### [EXTRACTED INFORMATION]
§

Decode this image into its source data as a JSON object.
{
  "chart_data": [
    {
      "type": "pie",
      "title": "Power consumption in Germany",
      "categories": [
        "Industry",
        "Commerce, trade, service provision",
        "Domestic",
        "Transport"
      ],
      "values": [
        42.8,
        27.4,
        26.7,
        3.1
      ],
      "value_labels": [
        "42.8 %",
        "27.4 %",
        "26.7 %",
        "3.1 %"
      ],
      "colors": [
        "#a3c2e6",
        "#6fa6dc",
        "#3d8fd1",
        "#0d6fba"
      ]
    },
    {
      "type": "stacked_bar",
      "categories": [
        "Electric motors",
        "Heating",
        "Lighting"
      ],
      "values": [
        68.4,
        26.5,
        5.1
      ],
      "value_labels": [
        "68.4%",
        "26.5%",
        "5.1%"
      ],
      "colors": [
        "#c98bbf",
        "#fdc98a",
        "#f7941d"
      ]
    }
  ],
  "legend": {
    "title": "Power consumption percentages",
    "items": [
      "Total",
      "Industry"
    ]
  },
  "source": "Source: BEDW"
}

§

### [REQUIREMENT]
Identify the lines in the entries above that contain "title", then copy them out.

### [CORRECT OUTPUT]
      "title": "Power consumption in Germany",
    "title": "Power consumption percentages",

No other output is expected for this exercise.